The answer must consist of each line below that holds the word "medio", copied as it stands.

****

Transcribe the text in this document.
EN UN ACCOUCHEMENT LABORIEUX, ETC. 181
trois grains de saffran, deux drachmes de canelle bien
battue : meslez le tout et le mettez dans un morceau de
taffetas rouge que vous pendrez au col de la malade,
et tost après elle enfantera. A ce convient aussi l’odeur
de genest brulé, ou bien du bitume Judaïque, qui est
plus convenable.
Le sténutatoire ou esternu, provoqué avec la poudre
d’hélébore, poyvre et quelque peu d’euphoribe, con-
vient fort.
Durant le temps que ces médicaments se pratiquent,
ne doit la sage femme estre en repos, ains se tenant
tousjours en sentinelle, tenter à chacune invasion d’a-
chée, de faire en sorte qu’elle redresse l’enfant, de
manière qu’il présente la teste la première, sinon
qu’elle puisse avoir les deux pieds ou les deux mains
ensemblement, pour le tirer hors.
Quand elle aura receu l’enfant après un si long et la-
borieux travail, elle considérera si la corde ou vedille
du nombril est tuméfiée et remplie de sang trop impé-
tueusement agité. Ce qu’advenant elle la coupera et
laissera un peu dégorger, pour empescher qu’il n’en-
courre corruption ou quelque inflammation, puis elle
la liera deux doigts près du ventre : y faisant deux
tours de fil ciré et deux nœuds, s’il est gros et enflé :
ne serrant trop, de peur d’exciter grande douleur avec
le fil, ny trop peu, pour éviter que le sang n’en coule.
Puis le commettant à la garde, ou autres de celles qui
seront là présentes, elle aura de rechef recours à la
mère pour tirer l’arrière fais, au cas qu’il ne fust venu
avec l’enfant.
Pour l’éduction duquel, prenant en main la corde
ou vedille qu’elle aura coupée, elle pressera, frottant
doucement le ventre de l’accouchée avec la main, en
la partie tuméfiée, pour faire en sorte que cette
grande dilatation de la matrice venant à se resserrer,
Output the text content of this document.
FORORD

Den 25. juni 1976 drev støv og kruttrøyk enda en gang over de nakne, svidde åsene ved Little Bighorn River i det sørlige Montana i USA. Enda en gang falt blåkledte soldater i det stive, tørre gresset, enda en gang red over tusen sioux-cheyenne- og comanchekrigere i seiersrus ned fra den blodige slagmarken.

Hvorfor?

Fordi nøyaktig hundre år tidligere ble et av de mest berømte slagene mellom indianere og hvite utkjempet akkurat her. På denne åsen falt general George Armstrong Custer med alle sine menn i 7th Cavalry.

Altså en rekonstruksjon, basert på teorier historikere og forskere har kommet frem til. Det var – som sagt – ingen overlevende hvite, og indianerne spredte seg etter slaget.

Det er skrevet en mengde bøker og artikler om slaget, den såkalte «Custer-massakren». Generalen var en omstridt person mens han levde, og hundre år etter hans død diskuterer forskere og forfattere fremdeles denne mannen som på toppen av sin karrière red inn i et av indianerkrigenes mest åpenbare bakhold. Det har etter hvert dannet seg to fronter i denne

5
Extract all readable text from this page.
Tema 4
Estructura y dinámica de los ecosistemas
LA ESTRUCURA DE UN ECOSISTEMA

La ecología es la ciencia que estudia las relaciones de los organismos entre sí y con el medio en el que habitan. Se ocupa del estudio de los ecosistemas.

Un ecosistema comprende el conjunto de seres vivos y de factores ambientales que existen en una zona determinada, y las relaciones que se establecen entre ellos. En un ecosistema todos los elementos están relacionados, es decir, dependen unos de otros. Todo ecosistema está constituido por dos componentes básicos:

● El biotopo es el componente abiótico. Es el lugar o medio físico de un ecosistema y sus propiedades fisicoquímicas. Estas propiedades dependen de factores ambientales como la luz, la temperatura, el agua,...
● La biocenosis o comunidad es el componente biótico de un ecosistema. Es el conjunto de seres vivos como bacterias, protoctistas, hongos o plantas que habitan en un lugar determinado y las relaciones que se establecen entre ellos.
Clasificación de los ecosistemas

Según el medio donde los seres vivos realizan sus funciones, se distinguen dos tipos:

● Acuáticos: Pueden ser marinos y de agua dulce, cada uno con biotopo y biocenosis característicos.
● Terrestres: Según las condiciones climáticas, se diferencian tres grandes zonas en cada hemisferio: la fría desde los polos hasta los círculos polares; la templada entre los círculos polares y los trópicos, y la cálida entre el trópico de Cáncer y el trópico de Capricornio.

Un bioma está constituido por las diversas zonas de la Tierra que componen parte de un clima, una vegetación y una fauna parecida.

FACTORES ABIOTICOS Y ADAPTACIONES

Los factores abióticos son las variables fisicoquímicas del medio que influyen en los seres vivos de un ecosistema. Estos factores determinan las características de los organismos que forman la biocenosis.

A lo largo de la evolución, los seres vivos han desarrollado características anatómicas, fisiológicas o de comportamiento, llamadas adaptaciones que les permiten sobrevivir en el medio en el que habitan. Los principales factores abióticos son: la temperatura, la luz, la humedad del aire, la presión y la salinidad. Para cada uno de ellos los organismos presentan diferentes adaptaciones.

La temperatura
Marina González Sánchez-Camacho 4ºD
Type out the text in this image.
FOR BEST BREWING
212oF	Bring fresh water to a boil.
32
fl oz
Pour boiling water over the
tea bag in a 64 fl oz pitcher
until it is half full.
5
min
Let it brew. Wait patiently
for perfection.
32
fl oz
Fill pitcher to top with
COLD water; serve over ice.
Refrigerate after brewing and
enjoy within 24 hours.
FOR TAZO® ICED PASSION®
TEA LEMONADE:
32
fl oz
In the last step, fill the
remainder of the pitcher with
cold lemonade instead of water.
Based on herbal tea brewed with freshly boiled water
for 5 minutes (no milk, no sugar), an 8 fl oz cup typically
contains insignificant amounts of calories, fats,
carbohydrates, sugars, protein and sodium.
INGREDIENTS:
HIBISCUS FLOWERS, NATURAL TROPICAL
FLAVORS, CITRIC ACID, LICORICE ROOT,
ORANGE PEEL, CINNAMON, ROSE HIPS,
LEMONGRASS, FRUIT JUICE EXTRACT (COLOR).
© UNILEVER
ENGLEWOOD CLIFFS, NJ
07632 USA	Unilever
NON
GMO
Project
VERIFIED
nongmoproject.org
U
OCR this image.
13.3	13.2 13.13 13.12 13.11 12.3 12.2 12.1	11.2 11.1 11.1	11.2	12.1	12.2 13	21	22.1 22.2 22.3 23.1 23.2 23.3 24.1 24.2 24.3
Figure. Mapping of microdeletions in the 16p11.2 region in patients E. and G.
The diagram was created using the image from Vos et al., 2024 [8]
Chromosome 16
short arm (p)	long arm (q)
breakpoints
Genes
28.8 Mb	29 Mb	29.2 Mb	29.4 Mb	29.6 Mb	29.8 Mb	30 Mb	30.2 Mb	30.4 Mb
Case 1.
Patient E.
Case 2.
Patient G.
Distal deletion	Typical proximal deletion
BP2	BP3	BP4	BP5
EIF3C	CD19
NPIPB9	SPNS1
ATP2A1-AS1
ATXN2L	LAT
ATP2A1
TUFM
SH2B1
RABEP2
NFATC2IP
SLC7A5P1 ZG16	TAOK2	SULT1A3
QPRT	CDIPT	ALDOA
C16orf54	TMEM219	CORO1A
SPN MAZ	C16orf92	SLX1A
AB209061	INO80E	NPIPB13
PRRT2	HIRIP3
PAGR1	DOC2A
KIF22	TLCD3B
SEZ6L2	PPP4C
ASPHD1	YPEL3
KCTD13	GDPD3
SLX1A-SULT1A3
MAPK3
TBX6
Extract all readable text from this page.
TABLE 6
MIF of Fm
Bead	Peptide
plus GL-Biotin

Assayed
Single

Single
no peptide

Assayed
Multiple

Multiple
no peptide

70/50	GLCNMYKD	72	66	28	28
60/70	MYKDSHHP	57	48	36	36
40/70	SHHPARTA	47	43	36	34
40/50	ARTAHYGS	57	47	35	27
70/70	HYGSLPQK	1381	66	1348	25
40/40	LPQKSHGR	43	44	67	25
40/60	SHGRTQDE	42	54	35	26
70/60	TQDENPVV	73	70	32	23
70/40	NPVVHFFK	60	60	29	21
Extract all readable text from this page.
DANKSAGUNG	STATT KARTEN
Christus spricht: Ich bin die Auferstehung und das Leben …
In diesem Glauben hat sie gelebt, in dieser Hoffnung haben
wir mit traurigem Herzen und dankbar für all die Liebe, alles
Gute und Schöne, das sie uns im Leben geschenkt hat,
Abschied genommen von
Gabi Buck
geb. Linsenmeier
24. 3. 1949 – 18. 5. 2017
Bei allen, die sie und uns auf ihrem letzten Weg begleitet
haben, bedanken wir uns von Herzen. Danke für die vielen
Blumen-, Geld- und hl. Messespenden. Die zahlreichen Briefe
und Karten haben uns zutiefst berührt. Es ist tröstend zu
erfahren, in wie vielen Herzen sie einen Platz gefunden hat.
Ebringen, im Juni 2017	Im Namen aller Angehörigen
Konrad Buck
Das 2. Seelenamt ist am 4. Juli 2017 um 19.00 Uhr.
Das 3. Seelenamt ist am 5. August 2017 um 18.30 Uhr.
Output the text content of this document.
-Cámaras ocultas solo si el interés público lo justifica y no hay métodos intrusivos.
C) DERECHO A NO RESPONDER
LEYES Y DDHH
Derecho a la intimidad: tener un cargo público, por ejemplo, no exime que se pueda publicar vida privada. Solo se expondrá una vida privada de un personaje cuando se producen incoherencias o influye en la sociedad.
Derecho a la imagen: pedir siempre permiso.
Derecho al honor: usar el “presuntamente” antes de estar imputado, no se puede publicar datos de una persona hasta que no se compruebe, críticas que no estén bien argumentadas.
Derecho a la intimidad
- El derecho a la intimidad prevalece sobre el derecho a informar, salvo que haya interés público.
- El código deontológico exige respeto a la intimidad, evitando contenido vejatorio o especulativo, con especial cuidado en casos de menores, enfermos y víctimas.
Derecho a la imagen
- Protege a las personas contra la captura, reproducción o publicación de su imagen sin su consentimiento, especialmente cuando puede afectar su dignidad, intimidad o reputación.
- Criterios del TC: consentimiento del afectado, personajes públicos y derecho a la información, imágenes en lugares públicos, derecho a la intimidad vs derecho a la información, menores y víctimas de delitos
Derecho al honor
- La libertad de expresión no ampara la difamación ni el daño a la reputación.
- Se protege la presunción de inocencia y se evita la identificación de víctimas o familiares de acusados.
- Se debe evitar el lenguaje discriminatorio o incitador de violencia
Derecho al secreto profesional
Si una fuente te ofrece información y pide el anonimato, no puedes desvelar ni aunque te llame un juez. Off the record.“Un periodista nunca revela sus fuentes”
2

****

Reply:
La ecología es la ciencia que estudia las relaciones de los organismos entre sí y con el medio en el que habitan. Se ocupa del estudio de los ecosistemas.
● El biotopo es el componente abiótico. Es el lugar o medio físico de un ecosistema y sus propiedades fisicoquímicas. Estas propiedades dependen de factores ambientales como la luz, la temperatura, el agua,...
Según el medio donde los seres vivos realizan sus funciones, se distinguen dos tipos:
Los factores abióticos son las variables fisicoquímicas del medio que influyen en los seres vivos de un ecosistema. Estos factores determinan las características de los organismos que forman la biocenosis.
A lo largo de la evolución, los seres vivos han desarrollado características anatómicas, fisiológicas o de comportamiento, llamadas adaptaciones que les permiten sobrevivir en el medio en el que habitan. Los principales factores abióticos son: la temperatura, la luz, la humedad del aire, la presión y la salinidad. Para cada uno de ellos los organismos presentan diferentes adaptaciones.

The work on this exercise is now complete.